Input rows:

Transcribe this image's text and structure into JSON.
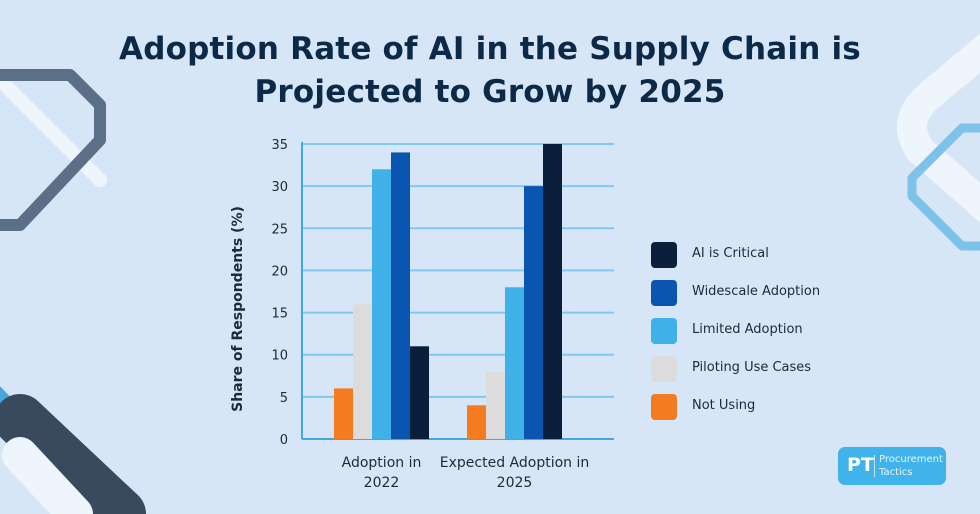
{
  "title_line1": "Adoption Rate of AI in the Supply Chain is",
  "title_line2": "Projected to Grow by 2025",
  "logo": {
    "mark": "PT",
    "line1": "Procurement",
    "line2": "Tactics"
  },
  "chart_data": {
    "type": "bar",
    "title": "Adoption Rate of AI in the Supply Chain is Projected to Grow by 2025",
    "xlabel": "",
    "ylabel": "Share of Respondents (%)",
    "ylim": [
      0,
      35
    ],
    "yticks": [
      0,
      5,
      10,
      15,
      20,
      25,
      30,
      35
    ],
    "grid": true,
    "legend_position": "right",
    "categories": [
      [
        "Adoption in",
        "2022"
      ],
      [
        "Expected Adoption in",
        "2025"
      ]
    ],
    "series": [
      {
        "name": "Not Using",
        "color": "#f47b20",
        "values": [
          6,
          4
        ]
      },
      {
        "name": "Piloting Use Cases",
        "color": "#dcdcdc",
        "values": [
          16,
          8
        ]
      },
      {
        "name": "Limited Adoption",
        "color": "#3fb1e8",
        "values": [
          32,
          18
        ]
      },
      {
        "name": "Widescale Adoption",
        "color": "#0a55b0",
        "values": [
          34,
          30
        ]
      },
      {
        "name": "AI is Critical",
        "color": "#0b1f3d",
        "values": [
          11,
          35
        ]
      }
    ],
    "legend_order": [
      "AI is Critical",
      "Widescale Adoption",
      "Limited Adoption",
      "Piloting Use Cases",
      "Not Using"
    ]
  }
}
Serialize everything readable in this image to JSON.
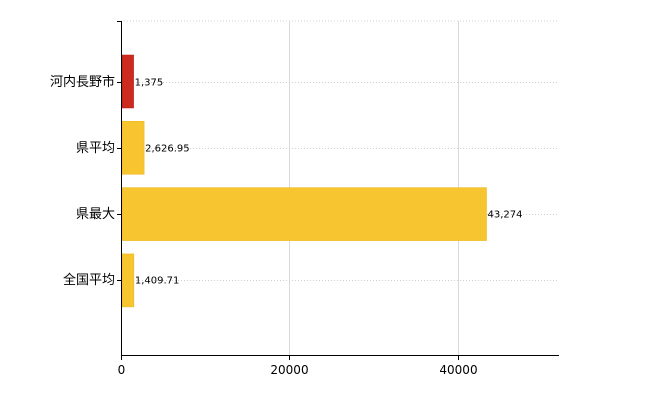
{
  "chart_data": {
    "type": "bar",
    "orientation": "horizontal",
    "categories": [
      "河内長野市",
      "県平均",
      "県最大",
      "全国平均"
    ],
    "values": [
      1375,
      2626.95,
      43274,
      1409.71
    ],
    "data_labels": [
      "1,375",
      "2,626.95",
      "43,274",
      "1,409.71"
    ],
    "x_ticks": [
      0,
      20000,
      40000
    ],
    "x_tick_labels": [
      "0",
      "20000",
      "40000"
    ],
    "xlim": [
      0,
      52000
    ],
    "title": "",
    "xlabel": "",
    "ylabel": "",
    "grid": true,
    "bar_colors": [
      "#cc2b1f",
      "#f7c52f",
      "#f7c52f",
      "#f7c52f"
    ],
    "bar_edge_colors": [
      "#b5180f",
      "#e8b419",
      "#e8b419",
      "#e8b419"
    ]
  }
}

Task goal:
Using the data above, print every line exactly, omitting pictures.

Reply to the exercise:
Transcribe this image's text and structure into JSON.
{
  "title_line1": "Adoption Rate of AI in the Supply Chain is",
  "title_line2": "Projected to Grow by 2025",
  "logo": {
    "mark": "PT",
    "line1": "Procurement",
    "line2": "Tactics"
  },
  "chart_data": {
    "type": "bar",
    "title": "Adoption Rate of AI in the Supply Chain is Projected to Grow by 2025",
    "xlabel": "",
    "ylabel": "Share of Respondents (%)",
    "ylim": [
      0,
      35
    ],
    "yticks": [
      0,
      5,
      10,
      15,
      20,
      25,
      30,
      35
    ],
    "grid": true,
    "legend_position": "right",
    "categories": [
      [
        "Adoption in",
        "2022"
      ],
      [
        "Expected Adoption in",
        "2025"
      ]
    ],
    "series": [
      {
        "name": "Not Using",
        "color": "#f47b20",
        "values": [
          6,
          4
        ]
      },
      {
        "name": "Piloting Use Cases",
        "color": "#dcdcdc",
        "values": [
          16,
          8
        ]
      },
      {
        "name": "Limited Adoption",
        "color": "#3fb1e8",
        "values": [
          32,
          18
        ]
      },
      {
        "name": "Widescale Adoption",
        "color": "#0a55b0",
        "values": [
          34,
          30
        ]
      },
      {
        "name": "AI is Critical",
        "color": "#0b1f3d",
        "values": [
          11,
          35
        ]
      }
    ],
    "legend_order": [
      "AI is Critical",
      "Widescale Adoption",
      "Limited Adoption",
      "Piloting Use Cases",
      "Not Using"
    ]
  }
}
Serialize everything readable in this image to JSON.
{
  "chart_data": {
    "type": "bar",
    "orientation": "horizontal",
    "categories": [
      "河内長野市",
      "県平均",
      "県最大",
      "全国平均"
    ],
    "values": [
      1375,
      2626.95,
      43274,
      1409.71
    ],
    "data_labels": [
      "1,375",
      "2,626.95",
      "43,274",
      "1,409.71"
    ],
    "x_ticks": [
      0,
      20000,
      40000
    ],
    "x_tick_labels": [
      "0",
      "20000",
      "40000"
    ],
    "xlim": [
      0,
      52000
    ],
    "title": "",
    "xlabel": "",
    "ylabel": "",
    "grid": true,
    "bar_colors": [
      "#cc2b1f",
      "#f7c52f",
      "#f7c52f",
      "#f7c52f"
    ],
    "bar_edge_colors": [
      "#b5180f",
      "#e8b419",
      "#e8b419",
      "#e8b419"
    ]
  }
}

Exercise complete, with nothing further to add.